## START

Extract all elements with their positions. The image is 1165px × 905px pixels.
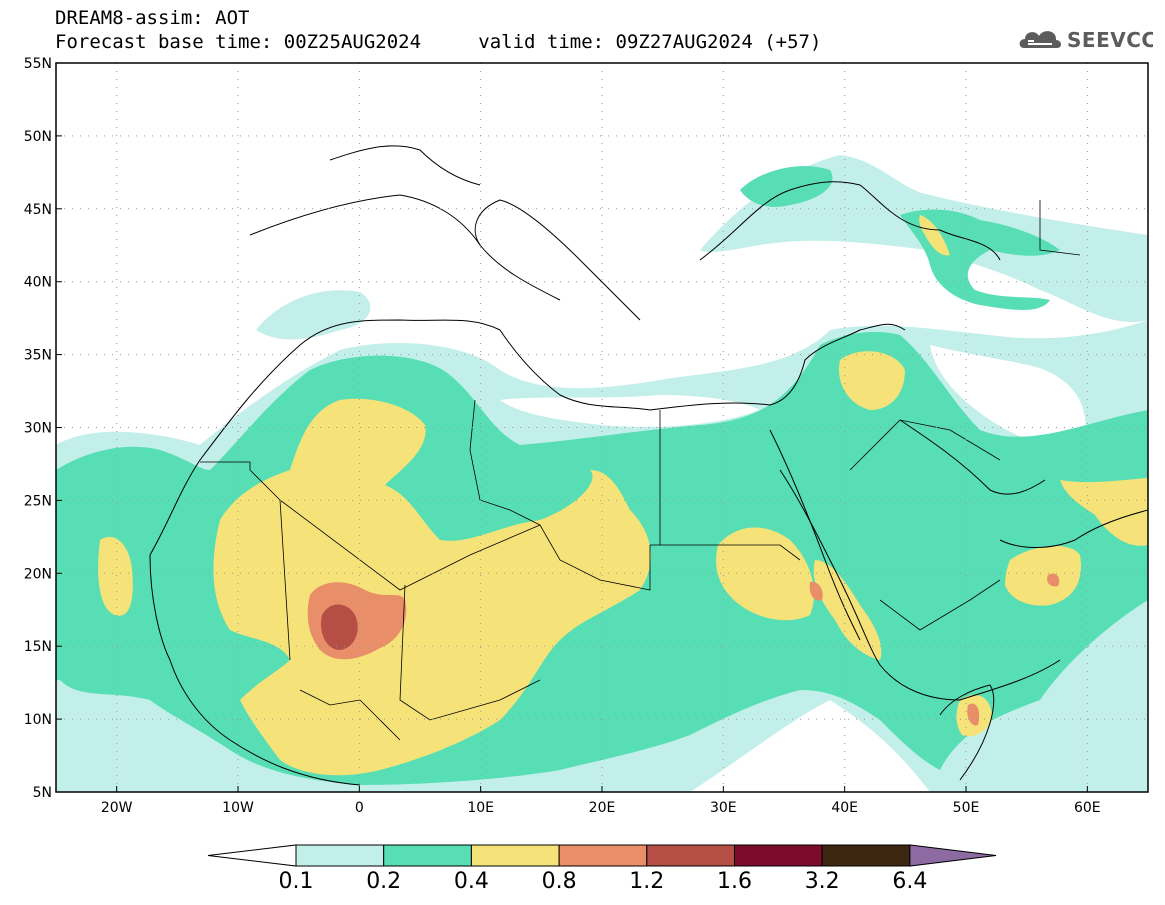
seevccc-logo: SEEVCCC: [1019, 28, 1153, 52]
colorbar: [207, 844, 997, 867]
lon-label: 0: [355, 800, 364, 816]
cloud-icon: [1019, 31, 1062, 48]
colorbar-label: 1.2: [629, 869, 665, 894]
colorbar-box: [295, 844, 385, 867]
lon-label: 30E: [710, 800, 737, 816]
colorbar-box: [558, 844, 648, 867]
lat-labels: 55N 50N 45N 40N 35N 30N 25N 20N 15N 10N 5N: [24, 56, 62, 801]
lat-label: 55N: [24, 56, 52, 72]
lon-label: 60E: [1074, 800, 1101, 816]
time-line: Forecast base time: 00Z25AUG2024 valid t…: [55, 30, 821, 54]
lon-labels: 20W 10W 0 10E 20E 30E 40E 50E 60E: [101, 786, 1101, 816]
logo-text: SEEVCCC: [1067, 28, 1153, 52]
colorbar-box: [646, 844, 735, 867]
coastlines: [149, 145, 1148, 786]
colorbar-arrow-low: [207, 844, 297, 867]
colorbar-label: 1.6: [717, 869, 752, 894]
lon-label: 40E: [831, 800, 858, 816]
colorbar-box: [470, 844, 560, 867]
lat-label: 15N: [24, 639, 52, 655]
map-title: DREAM8-assim: AOT: [55, 7, 250, 29]
lon-label: 50E: [953, 800, 980, 816]
title-block: DREAM8-assim: AOT Forecast base time: 00…: [55, 6, 821, 54]
aot-field: [56, 155, 1148, 792]
colorbar-label: 0.1: [278, 869, 314, 894]
lon-label: 20E: [589, 800, 616, 816]
aot-holes: [500, 345, 1086, 447]
colorbar-label: 0.2: [366, 869, 402, 894]
lat-label: 20N: [24, 566, 52, 582]
colorbar-arrow-high: [909, 844, 997, 867]
lon-label: 20W: [101, 800, 133, 816]
colorbar-box: [821, 844, 911, 867]
aot-level-0.4: [98, 215, 1148, 776]
colorbar-label: 0.8: [541, 869, 577, 894]
lon-label: 10E: [467, 800, 494, 816]
aot-level-1.2: [320, 604, 358, 650]
colorbar-box: [383, 844, 472, 867]
colorbar-label: 3.2: [804, 869, 840, 894]
lat-label: 35N: [24, 348, 52, 364]
lon-label: 10W: [222, 800, 254, 816]
valid-time-label: valid time: 09Z27AUG2024 (+57): [478, 31, 822, 53]
lat-label: 25N: [24, 493, 52, 509]
lat-label: 30N: [24, 421, 52, 437]
lat-label: 5N: [33, 785, 52, 801]
colorbar-label: 6.4: [892, 869, 928, 894]
lat-label: 45N: [24, 202, 52, 218]
country-borders: [200, 200, 1081, 741]
lat-label: 10N: [24, 712, 52, 728]
lat-label: 40N: [24, 275, 52, 291]
colorbar-box: [734, 844, 823, 867]
lat-label: 50N: [24, 129, 52, 145]
base-time-label: Forecast base time: 00Z25AUG2024: [55, 31, 422, 53]
colorbar-label: 0.4: [453, 869, 489, 894]
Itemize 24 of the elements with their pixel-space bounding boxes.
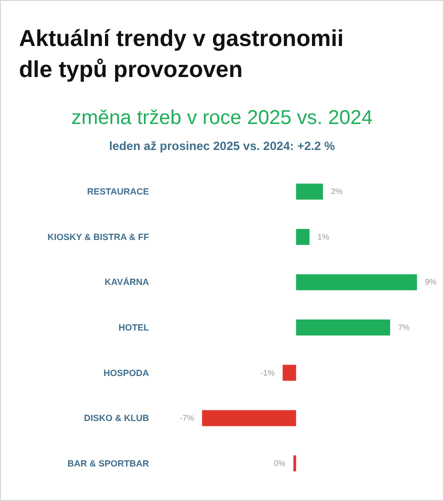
chart-title: Aktuální trendy v gastronomii dle typů provozoven: [19, 24, 345, 84]
bar: [296, 228, 310, 245]
bar: [296, 184, 323, 200]
y-tick-label: BAR & SPORTBAR: [67, 458, 150, 468]
text: leden až prosinec 2025 vs. 2024: +2.2 %: [108, 139, 336, 153]
y-tick-label: HOTEL: [118, 322, 150, 332]
data-label: 1%: [318, 232, 330, 242]
data-label: 9%: [424, 278, 437, 287]
chart-subtitle: změna tržeb v roce 2025 vs. 2024: [70, 107, 374, 130]
y-tick-label: DISKO & KLUB: [84, 413, 150, 424]
data-label: 7%: [398, 323, 410, 332]
bar: [296, 274, 417, 290]
data-label: -1%: [260, 368, 275, 378]
bar: [202, 410, 296, 426]
bar: [282, 364, 296, 381]
y-tick-label: HOSPODA: [103, 368, 150, 378]
bar: [293, 455, 296, 472]
data-label: 2%: [330, 187, 343, 196]
bar: [296, 320, 390, 336]
data-label: -7%: [180, 414, 194, 423]
y-tick-label: KAVÁRNA: [104, 277, 150, 288]
y-tick-label: KIOSKY & BISTRA & FF: [47, 232, 150, 242]
data-label: 0%: [274, 458, 286, 468]
y-tick-label: RESTAURACE: [87, 186, 149, 197]
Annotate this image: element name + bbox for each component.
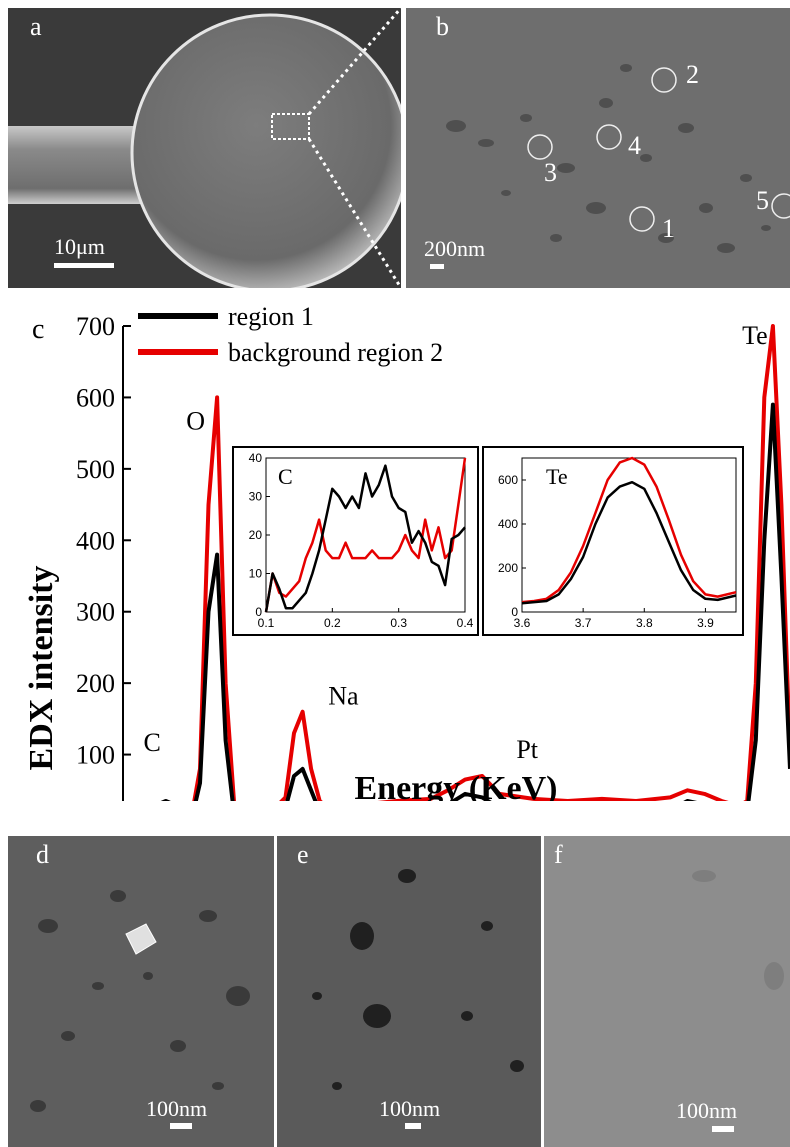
inset-y-tick-label: 0 bbox=[255, 605, 262, 619]
panel-f-scale-text: 100nm bbox=[676, 1098, 738, 1123]
y-tick-label: 100 bbox=[76, 741, 115, 770]
inset-y-tick-label: 20 bbox=[249, 528, 263, 542]
inset-x-tick-label: 3.7 bbox=[575, 616, 592, 630]
peak-annotation-pt: Pt bbox=[516, 735, 538, 764]
panel-d-scale-bar bbox=[170, 1123, 192, 1129]
inset-y-tick-label: 0 bbox=[511, 605, 518, 619]
inset-y-tick-label: 600 bbox=[498, 473, 518, 487]
peak-annotation-te: Te bbox=[742, 321, 768, 350]
inset-series-line-region-1 bbox=[264, 464, 466, 613]
panel-b-scale-text: 200nm bbox=[424, 236, 486, 261]
inset-carbon-title: C bbox=[278, 464, 293, 489]
panel-e-sem-image: e 100nm bbox=[277, 836, 541, 1147]
inset-y-tick-label: 10 bbox=[249, 567, 263, 581]
inset-x-tick-label: 3.9 bbox=[697, 616, 714, 630]
panel-a-image bbox=[8, 8, 401, 288]
inset-x-tick-label: 0.4 bbox=[457, 616, 474, 630]
panel-f-scale-bar bbox=[712, 1126, 734, 1132]
panel-a-label: a bbox=[30, 12, 42, 41]
panel-b-sem-image: b 2 3 4 1 5 200nm bbox=[406, 8, 790, 288]
region-label-2: 2 bbox=[686, 60, 699, 89]
y-tick-label: 600 bbox=[76, 383, 115, 412]
panel-d-image bbox=[30, 890, 250, 1112]
inset-x-tick-label: 3.8 bbox=[636, 616, 653, 630]
y-tick-label: 200 bbox=[76, 669, 115, 698]
inset-series-line-region-1 bbox=[521, 480, 737, 605]
inset-series-line-background-region-2 bbox=[264, 457, 467, 613]
peak-annotation-c: C bbox=[144, 728, 161, 757]
inset-x-tick-label: 0.3 bbox=[390, 616, 407, 630]
panel-d-label: d bbox=[36, 840, 49, 869]
panel-b-label: b bbox=[436, 12, 449, 41]
panel-a-sem-image: a 10μm bbox=[8, 8, 401, 288]
inset-x-tick-label: 0.2 bbox=[324, 616, 341, 630]
panel-d-scale-text: 100nm bbox=[146, 1096, 208, 1121]
y-tick-label: 300 bbox=[76, 598, 115, 627]
region-label-3: 3 bbox=[544, 158, 557, 187]
panel-d-sem-image: d 100nm bbox=[8, 836, 274, 1147]
legend-label-region-1: region 1 bbox=[228, 302, 314, 331]
inset-carbon-frame bbox=[232, 446, 479, 636]
inset-x-tick-label: 0.1 bbox=[258, 616, 275, 630]
panel-e-scale-text: 100nm bbox=[379, 1096, 441, 1121]
inset-tellurium-title: Te bbox=[546, 464, 568, 489]
panel-a-scale-bar bbox=[54, 263, 114, 268]
inset-series-line-background-region-2 bbox=[521, 456, 737, 604]
legend-label-background: background region 2 bbox=[228, 338, 443, 367]
region-label-5: 5 bbox=[756, 186, 769, 215]
x-axis-label: Energy (KeV) bbox=[354, 770, 557, 801]
y-axis-label: EDX intensity bbox=[23, 566, 60, 771]
panel-e-image bbox=[312, 869, 524, 1090]
y-tick-label: 700 bbox=[76, 312, 115, 341]
inset-x-tick-label: 3.6 bbox=[514, 616, 531, 630]
panel-b-scale-bar bbox=[430, 264, 444, 269]
inset-y-tick-label: 400 bbox=[498, 517, 518, 531]
peak-annotation-o: O bbox=[186, 407, 205, 436]
inset-y-tick-label: 200 bbox=[498, 561, 518, 575]
panel-f-label: f bbox=[554, 840, 563, 869]
panel-a-scale-text: 10μm bbox=[54, 234, 105, 259]
panel-e-scale-bar bbox=[405, 1123, 421, 1129]
panel-c-label: c bbox=[32, 314, 44, 345]
panel-e-label: e bbox=[297, 840, 309, 869]
inset-y-tick-label: 40 bbox=[249, 451, 263, 465]
series-line-region-1 bbox=[160, 402, 790, 801]
region-label-1: 1 bbox=[662, 214, 675, 243]
region-label-4: 4 bbox=[628, 131, 641, 160]
peak-annotation-na: Na bbox=[328, 682, 359, 711]
panel-b-image bbox=[446, 64, 790, 253]
panel-f-image bbox=[692, 870, 784, 990]
panel-f-sem-image: f 100nm bbox=[544, 836, 790, 1147]
inset-y-tick-label: 30 bbox=[249, 490, 263, 504]
inset-tellurium-chart: 0 200 400 600 3.6 3.7 3.8 3.9 Te bbox=[482, 446, 744, 636]
inset-carbon-chart: 0 10 20 30 40 0.1 0.2 0.3 0.4 C bbox=[232, 446, 479, 636]
y-tick-label: 400 bbox=[76, 526, 115, 555]
y-tick-label: 500 bbox=[76, 455, 115, 484]
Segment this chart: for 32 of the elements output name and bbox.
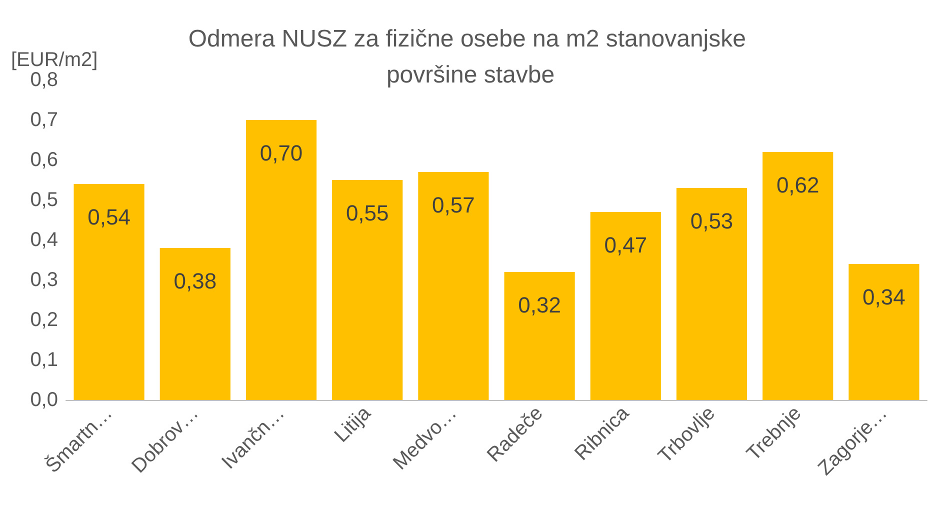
data-label: 0,57: [432, 192, 475, 218]
bar: [676, 188, 748, 400]
bar: [160, 248, 230, 400]
data-label: 0,70: [260, 140, 303, 166]
y-tick-label: 0,1: [30, 349, 58, 371]
y-tick-label: 0,2: [30, 309, 58, 331]
y-tick-label: 0,5: [30, 189, 58, 211]
bar: [246, 120, 317, 400]
bar: [74, 184, 144, 400]
y-axis-title: [EUR/m2]: [11, 49, 98, 72]
data-label: 0,54: [88, 204, 130, 230]
bar: [418, 172, 489, 400]
y-tick-label: 0,8: [30, 69, 58, 91]
data-label: 0,62: [776, 172, 820, 198]
y-tick-label: 0,3: [30, 269, 58, 291]
data-label: 0,47: [604, 232, 648, 258]
bar: [332, 180, 403, 400]
y-tick-label: 0,4: [30, 229, 58, 251]
data-label: 0,38: [174, 268, 217, 294]
data-label: 0,55: [346, 200, 389, 226]
bar: [504, 272, 575, 400]
bar: [762, 152, 834, 400]
y-tick-label: 0,0: [30, 389, 58, 411]
data-label: 0,34: [862, 284, 906, 310]
y-tick-label: 0,7: [30, 109, 58, 131]
y-tick-label: 0,6: [30, 149, 58, 171]
x-tick-label: Litija: [330, 402, 376, 447]
data-label: 0,53: [690, 208, 734, 234]
bar: [848, 264, 920, 400]
bar: [590, 212, 661, 400]
data-label: 0,32: [518, 292, 561, 318]
chart-title: Odmera NUSZ za fizične osebe na m2 stanovanjske površine stavbe: [188, 26, 753, 88]
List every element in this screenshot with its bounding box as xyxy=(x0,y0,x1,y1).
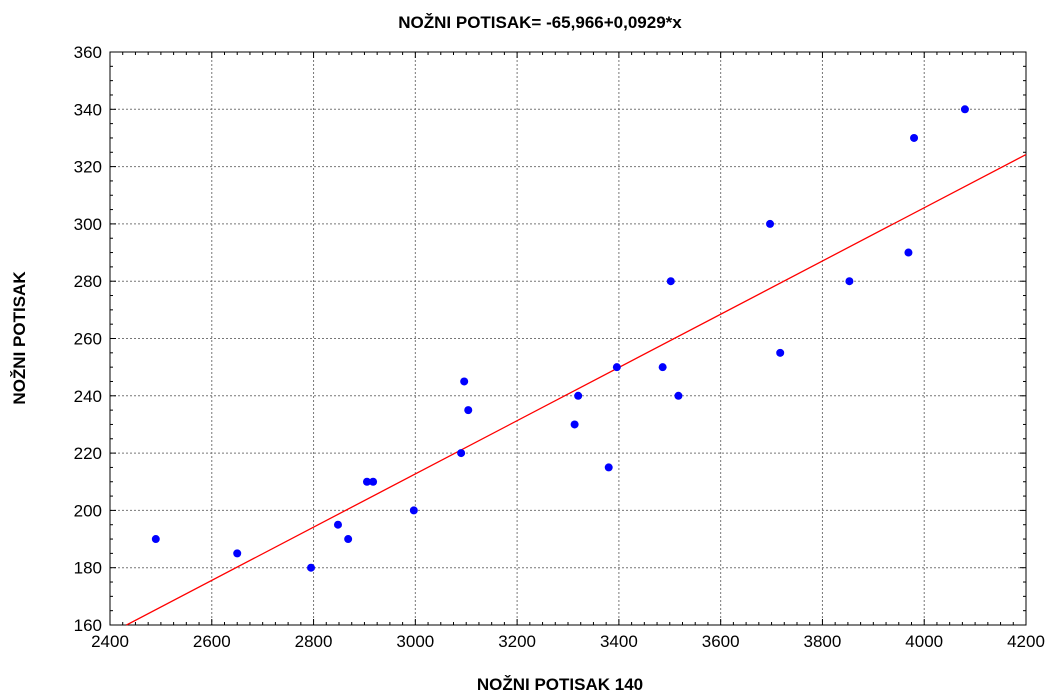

## END

* **TASK TO CARRY OUT**
List everything from the line containing "chart-title: Aktuální trendy" down to the line containing "Annotate this image: element", both included, as a numbered list, leaving out any blank lines.

* **WRITTEN RESPONSE**
1. chart-title: Aktuální trendy v gastronomii dle typů provozoven: [19, 24, 345, 84]
2. bar: [296, 228, 310, 245]
3. bar: [296, 184, 323, 200]
4. y-tick-label: BAR & SPORTBAR: [67, 458, 150, 468]
5. text: leden až prosinec 2025 vs. 2024: +2.2 %: [108, 139, 336, 153]
6. y-tick-label: HOTEL: [118, 322, 150, 332]
7. data-label: 1%: [318, 232, 330, 242]
8. data-label: 9%: [424, 278, 437, 287]
9. chart-subtitle: změna tržeb v roce 2025 vs. 2024: [70, 107, 374, 130]
10. y-tick-label: DISKO & KLUB: [84, 413, 150, 424]
11. data-label: 7%: [398, 323, 410, 332]
12. bar: [296, 274, 417, 290]
13. data-label: -1%: [260, 368, 275, 378]
14. bar: [202, 410, 296, 426]
15. bar: [282, 364, 296, 381]
16. y-tick-label: HOSPODA: [103, 368, 150, 378]
17. bar: [293, 455, 296, 472]
18. data-label: 2%: [330, 187, 343, 196]
19. bar: [296, 320, 390, 336]
20. data-label: -7%: [180, 414, 194, 423]
21. y-tick-label: KAVÁRNA: [104, 277, 150, 288]
22. y-tick-label: KIOSKY & BISTRA & FF: [47, 232, 150, 242]
23. data-label: 0%: [274, 458, 286, 468]
24. y-tick-label: RESTAURACE: [87, 186, 149, 197]
25. Annotate this image: element name + bbox for each component.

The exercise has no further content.